- [Challenge]: Please change "elements" to "objects" throughout the items below, keeping everything else the same. Leave the pictures out of your answer.

- [Record excerpts]:
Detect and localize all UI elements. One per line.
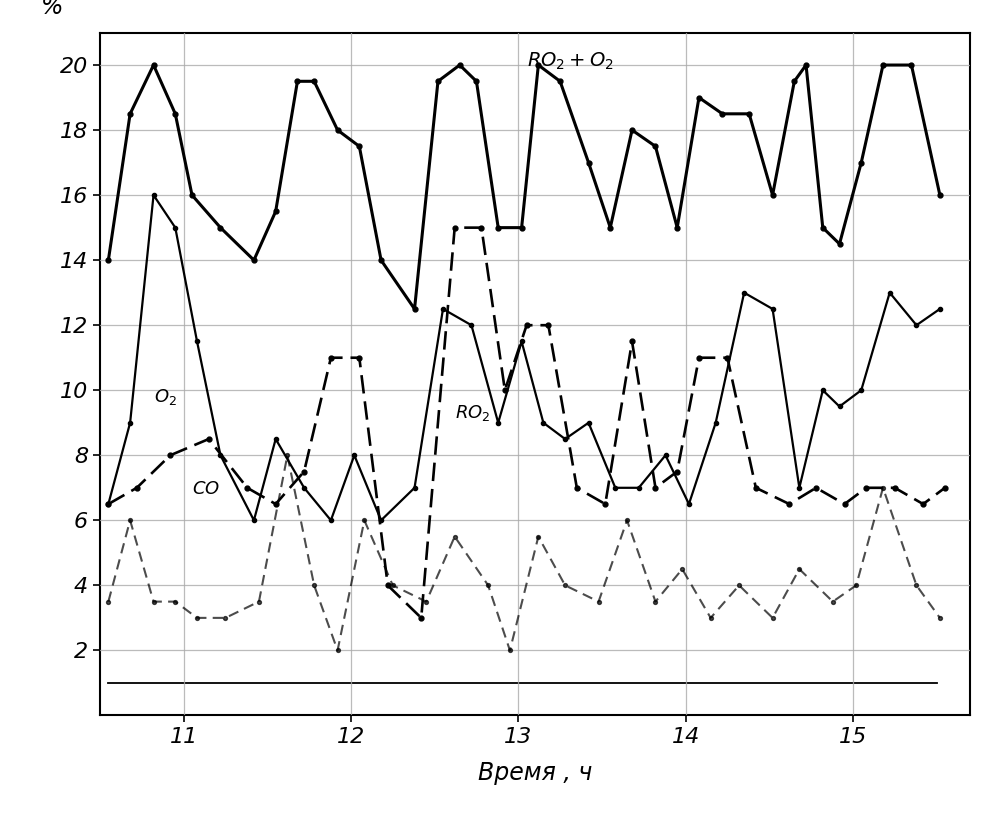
Text: $CO$: $CO$: [192, 480, 220, 498]
Text: $RO_2$: $RO_2$: [455, 402, 490, 423]
Y-axis label: %: %: [41, 0, 63, 19]
Text: $RO_2+O_2$: $RO_2+O_2$: [527, 50, 613, 72]
X-axis label: Время , ч: Время , ч: [478, 761, 592, 785]
Text: $O_2$: $O_2$: [154, 386, 176, 406]
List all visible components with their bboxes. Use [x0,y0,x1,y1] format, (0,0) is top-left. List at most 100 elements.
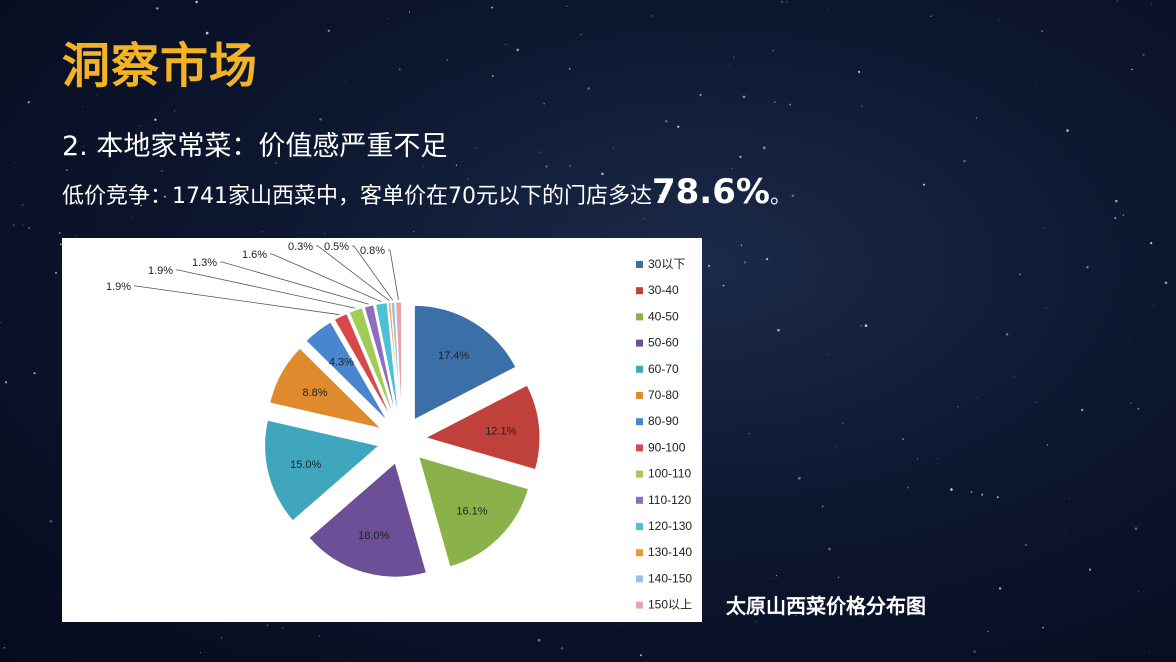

- [Solution below]:
Detect and localize all UI objects. One per line.
Text: $CO$: $CO$: [192, 480, 220, 498]
Text: $RO_2$: $RO_2$: [455, 402, 490, 423]
Y-axis label: %: %: [41, 0, 63, 19]
Text: $RO_2+O_2$: $RO_2+O_2$: [527, 50, 613, 72]
X-axis label: Время , ч: Время , ч: [478, 761, 592, 785]
Text: $O_2$: $O_2$: [154, 386, 176, 406]
List all visible components with their bboxes. Use [x0,y0,x1,y1] format, (0,0) is top-left. List at most 100 objects.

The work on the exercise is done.